Work instructions — Look below and pull out each line with the word "this".

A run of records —

┌──

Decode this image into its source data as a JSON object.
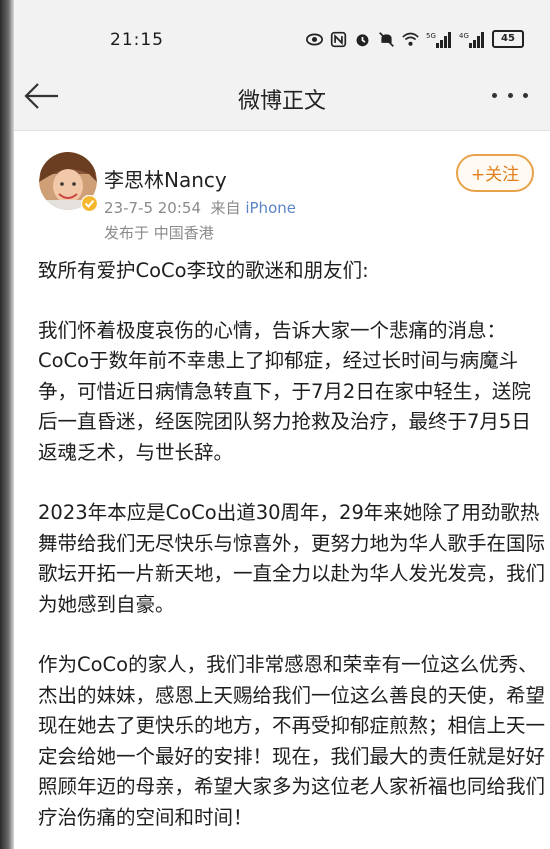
{
  "status_bar": {
    "time": "21:15",
    "battery": "45",
    "icons": [
      "eye-icon",
      "nfc-icon",
      "alarm-icon",
      "mute-icon",
      "wifi-icon",
      "signal-5g-icon",
      "signal-4g-icon",
      "battery-icon"
    ],
    "signal_5g_label": "5G",
    "signal_4g_label": "4G"
  },
  "nav": {
    "title": "微博正文",
    "back_icon": "arrow-left-icon",
    "more_icon": "more-dots-icon"
  },
  "post": {
    "author": "李思林Nancy",
    "date": "23-7-5 20:54",
    "source_prefix": "来自",
    "source": "iPhone",
    "location": "发布于 中国香港",
    "follow_label": "+关注",
    "paragraphs": [
      "致所有爱护CoCo李玟的歌迷和朋友们:",
      "我们怀着极度哀伤的心情，告诉大家一个悲痛的消息：CoCo于数年前不幸患上了抑郁症，经过长时间与病魔斗争，可惜近日病情急转直下，于7月2日在家中轻生，送院后一直昏迷，经医院团队努力抢救及治疗，最终于7月5日返魂乏术，与世长辞。",
      "2023年本应是CoCo出道30周年，29年来她除了用劲歌热舞带给我们无尽快乐与惊喜外，更努力地为华人歌手在国际歌坛开拓一片新天地，一直全力以赴为华人发光发亮，我们为她感到自豪。",
      "作为CoCo的家人，我们非常感恩和荣幸有一位这么优秀、杰出的妹妹，感恩上天赐给我们一位这么善良的天使，希望现在她去了更快乐的地方，不再受抑郁症煎熬；相信上天一定会给她一个最好的安排！现在，我们最大的责任就是好好照顾年迈的母亲，希望大家多为这位老人家祈福也同给我们疗治伤痛的空间和时间！"
    ]
  },
  "colors": {
    "follow_accent": "#e0801a",
    "source_link": "#5b85c4",
    "meta_gray": "#8a8a8a",
    "bar_bg": "#f2f2f2"
  }
}
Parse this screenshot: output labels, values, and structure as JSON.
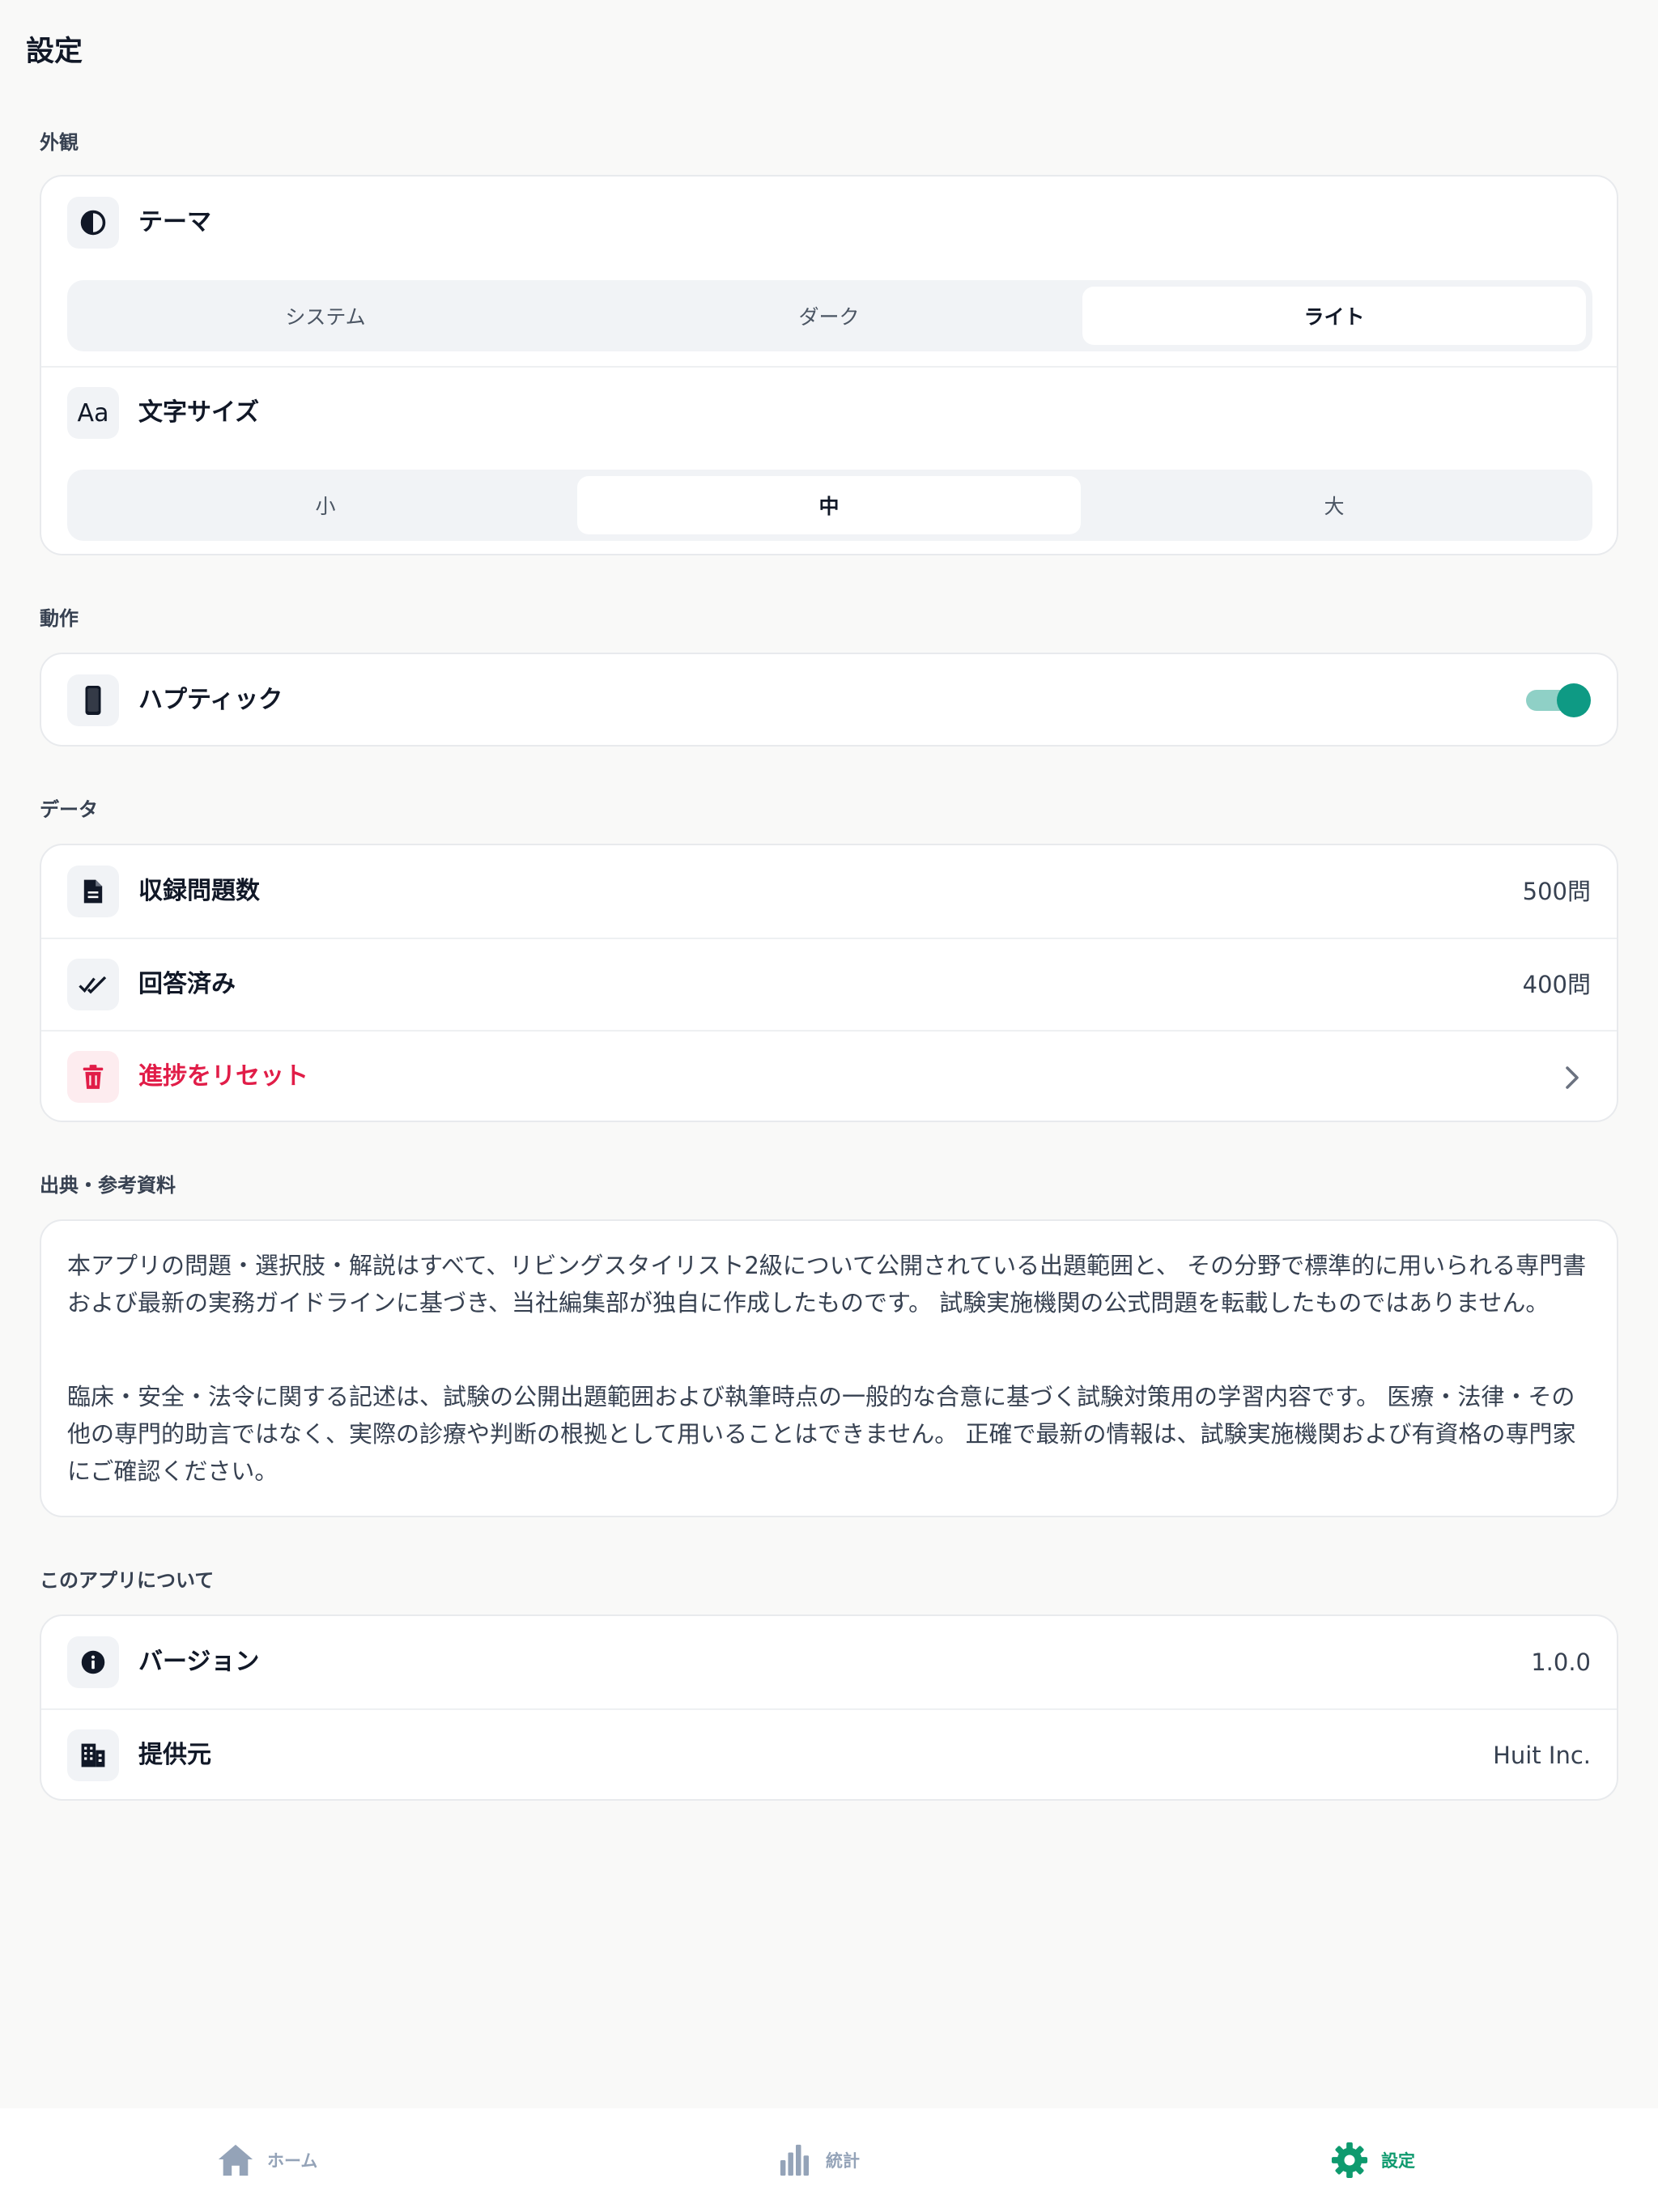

└──

Exercise result —
Decode this image into its source data as a JSON object.
Parse this screenshot: output labels, values, and structure as JSON.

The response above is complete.